TASKS TO COMPLETE >>
a - In the forum thread on allocating exceptions, which allocator does the example use?
b - Please reproduce the passage of the forum thread on allocating exceptions verbatim, starting at "The advantages over" and ending at "still some issues...".
c - Carry on the forum thread on allocating exceptions from its final line.

##### EXTRACT TO READ

The advantages over a simple malloc are:
1) You can change between GC allocation, malloc, mmap and other allocators by changing a single line, instead of changing every throw;
2) you can use very fast allocators, based on your needs; this example uses the Region allocator, which is way faster than a call to malloc;
3) the Region allocator has the added value of working even if there's no more memory available (because it preallocated it).

In general, the allocators library provides facilities that may seem overkill for simple tasks (and in fact they are), but prove very flexible and useful for advanced uses, or to write generic highly customizable code.
Of course, being experimental, this library has still some issues...

On Wednesday, 13 July 2016 at 20:57:49 UTC, Lodovico Giaretta wrote:
> On Wednesday, 13 July 2016 at 20:44:52 UTC, Adam Sansier wrote:
>> On Wednesday, 13 July 2016 at 16:28:23 UTC, Lodovico Giaretta wrote:
>>>
>>> It's actually quite easy. Here's the code (untested):
>>>
>>> ================================================================
>>>
>>> import std.experimental.allocator.building_blocks.region;
>>> import std.experimental.allocator.mallocator;
>>> import std.experimental.allocator;
>>>
>>>
>>> Region(shared(Mallocator)) exception_allocator;
>>> enum EXCEPTION_MEM_SIZE = 256*1024;
>>> static this()
>>> {
>>>     exception_allocator = typeof(exception_allocator)(EXCEPTION_MEM_SIZE);
>>> }
>>>
>>> ================================================================
>>>
>>> And here is an usage example (untested, too):
>>>
>>> ================================================================
>>>
>>> void throwingFunction()
>>> {
>>>     // try to do something, but fail
>>>     throw exception_allocator.make!Exception("my wonderful error message");
>>> }
>>>
>>> void throwingThrowingFunction()
>>> {
>>>     try
>>>     {
>>>         // try to call function, which fails
>>>         throwingFunction;
>>>     }
>>>     catch (Exception exc)
>>>     {
>>>         // try to recover from failure, but generate other exception (just to show chaining)
>>>         throw exception_allocator.make!Exception("I love exception chaining");
>>>     }
>>> }
>>>
>>> void main()

##########
##### PROVIDED RECORDS

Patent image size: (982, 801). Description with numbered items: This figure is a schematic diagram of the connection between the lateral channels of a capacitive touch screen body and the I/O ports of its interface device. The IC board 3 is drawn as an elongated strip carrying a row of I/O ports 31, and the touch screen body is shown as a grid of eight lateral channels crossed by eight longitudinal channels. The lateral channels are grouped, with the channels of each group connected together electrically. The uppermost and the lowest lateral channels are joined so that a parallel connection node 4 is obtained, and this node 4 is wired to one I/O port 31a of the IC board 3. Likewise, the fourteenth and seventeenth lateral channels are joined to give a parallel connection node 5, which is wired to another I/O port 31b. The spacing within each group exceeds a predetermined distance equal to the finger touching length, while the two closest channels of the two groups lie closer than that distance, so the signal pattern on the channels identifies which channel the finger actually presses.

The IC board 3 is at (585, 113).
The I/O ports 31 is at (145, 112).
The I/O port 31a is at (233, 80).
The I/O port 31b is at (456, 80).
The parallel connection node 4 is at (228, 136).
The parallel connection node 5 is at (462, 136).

##########
##### PROVIDED RECORDS

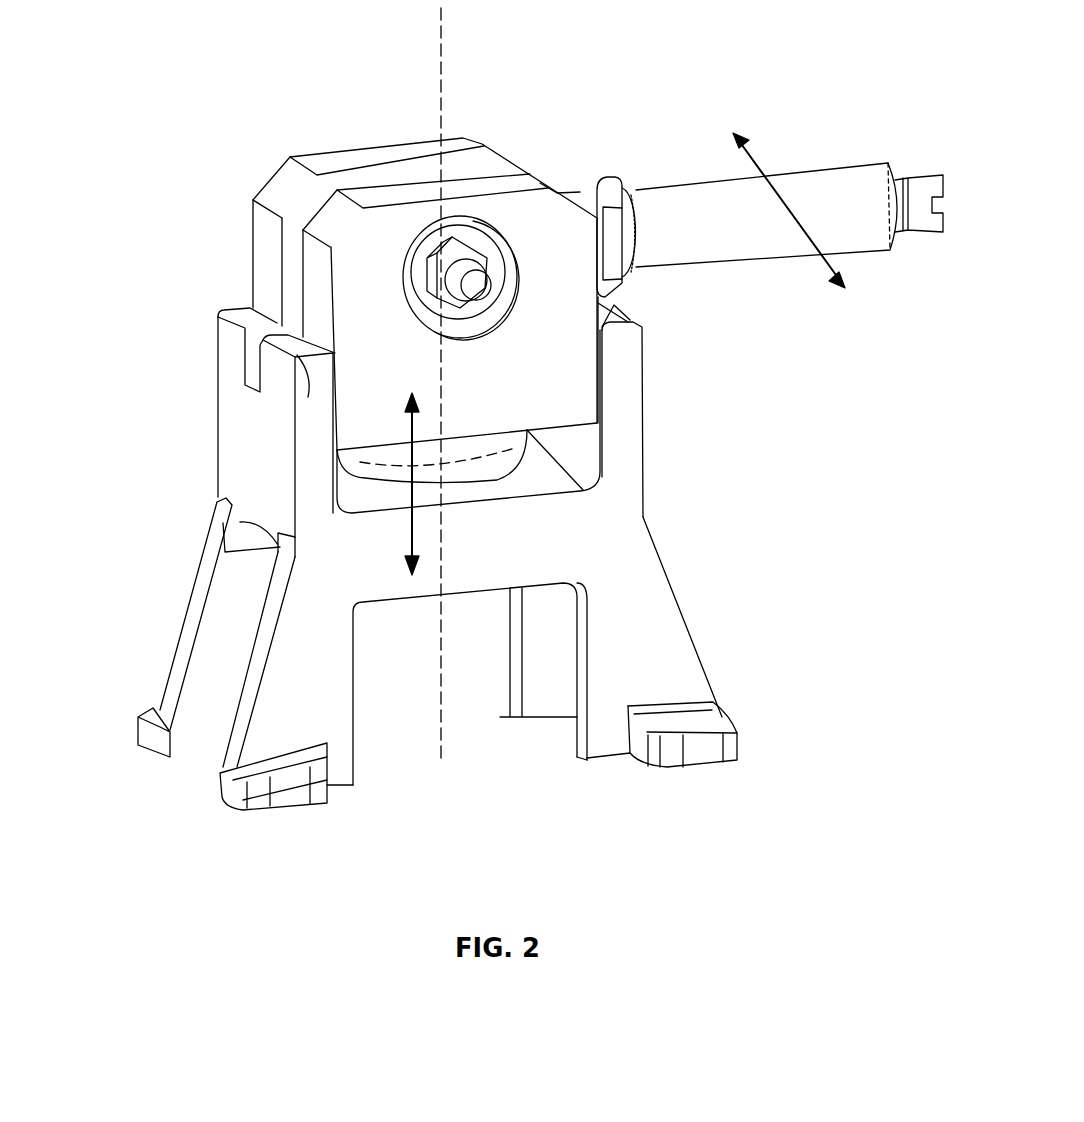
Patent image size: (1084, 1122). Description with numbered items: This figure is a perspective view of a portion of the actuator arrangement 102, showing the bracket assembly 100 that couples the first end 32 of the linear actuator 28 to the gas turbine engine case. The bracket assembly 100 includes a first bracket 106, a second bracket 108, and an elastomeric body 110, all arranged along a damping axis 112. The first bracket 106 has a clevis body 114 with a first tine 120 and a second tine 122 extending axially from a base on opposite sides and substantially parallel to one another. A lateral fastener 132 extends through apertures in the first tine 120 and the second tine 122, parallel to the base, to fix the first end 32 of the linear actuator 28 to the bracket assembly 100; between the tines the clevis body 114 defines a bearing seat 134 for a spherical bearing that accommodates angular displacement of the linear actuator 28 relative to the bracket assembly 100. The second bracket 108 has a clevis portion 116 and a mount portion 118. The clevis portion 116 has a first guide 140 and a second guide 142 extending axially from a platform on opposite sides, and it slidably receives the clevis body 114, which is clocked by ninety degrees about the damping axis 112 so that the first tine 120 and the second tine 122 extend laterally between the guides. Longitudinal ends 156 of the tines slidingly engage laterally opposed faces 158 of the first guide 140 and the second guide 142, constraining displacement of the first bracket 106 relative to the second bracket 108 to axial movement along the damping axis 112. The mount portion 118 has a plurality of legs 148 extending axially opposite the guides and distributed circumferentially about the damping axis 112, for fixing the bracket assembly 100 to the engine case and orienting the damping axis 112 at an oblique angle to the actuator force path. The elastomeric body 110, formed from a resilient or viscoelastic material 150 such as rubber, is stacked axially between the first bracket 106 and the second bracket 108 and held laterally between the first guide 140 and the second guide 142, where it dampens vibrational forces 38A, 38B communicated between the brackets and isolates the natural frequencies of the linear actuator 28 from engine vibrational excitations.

##########

OUTPUTS >>
a - The Region allocator.

b -
The advantages over a simple malloc are:
1) You can change between GC allocation, malloc, mmap and other allocators by changing a single line, instead of changing every throw;
2) you can use very fast allocators, based on your needs; this example uses the Region allocator, which is way faster than a call to malloc;
3) the Region allocator has the added value of working even if there's no more memory available (because it preallocated it).

In general, the allocators library provides facilities that may seem overkill for simple tasks (and in fact they are), but prove very flexible and useful for advanced uses, or to write generic highly customizable code.
Of course, being experimental, this library has still some issues...

c -
>>> {
>>>     try
>>>     {
>>>         // try to call function, which fails
>>>         throwingThrowingFunction;
>>>     }
>>>     catch (Exception exc)
>>>     {
>>>         // recover from failure, then deallocate the exceptions no longer needed
>>>         exception_allocator.deallocateAll;
>>>     }
>>> }
>>> ================================================================
>>
>> Doesn't work. identifier expected on shared.
>>
>> What's the difference of simply using malloc to allocate the memory and creating the exceptions their? Seems like a long and winded way go about it or is there some benefit to using the experimental allocators?
>
> `Region(shared(Mallocator))` shall be `Region!(shared Mallocator)` (again, I'm just looking at the code, didn't test it).
>
> The advantages over a simple malloc are:
> 1) You can change between GC allocation, malloc, mmap and other allocators by changing a single line, instead of changing every throw;

Ok, I like!
> 2) you can use very fast allocators, based on your needs; this example uses the Region allocator, which is way faster than a call to malloc;

I like too! But I'll have to assume you are right since I have no proof.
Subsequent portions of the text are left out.